(Dataset rows)
* START *

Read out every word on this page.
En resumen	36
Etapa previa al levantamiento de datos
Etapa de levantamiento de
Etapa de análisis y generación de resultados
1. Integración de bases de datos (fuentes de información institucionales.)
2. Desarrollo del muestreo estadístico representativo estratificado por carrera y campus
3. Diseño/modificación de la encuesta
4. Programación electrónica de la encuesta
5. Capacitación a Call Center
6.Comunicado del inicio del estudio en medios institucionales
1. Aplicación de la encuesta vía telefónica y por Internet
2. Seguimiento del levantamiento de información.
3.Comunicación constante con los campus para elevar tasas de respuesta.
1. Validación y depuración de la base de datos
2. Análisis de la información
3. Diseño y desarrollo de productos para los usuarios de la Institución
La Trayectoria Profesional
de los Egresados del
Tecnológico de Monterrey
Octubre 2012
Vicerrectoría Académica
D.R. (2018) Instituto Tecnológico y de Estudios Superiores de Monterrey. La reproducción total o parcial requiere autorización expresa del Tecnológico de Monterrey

* END *

SHORT EXERCISE: Reply with nothing but a number: how many lines of the entries above contain the string "datos"?

THE RESPONSE: 3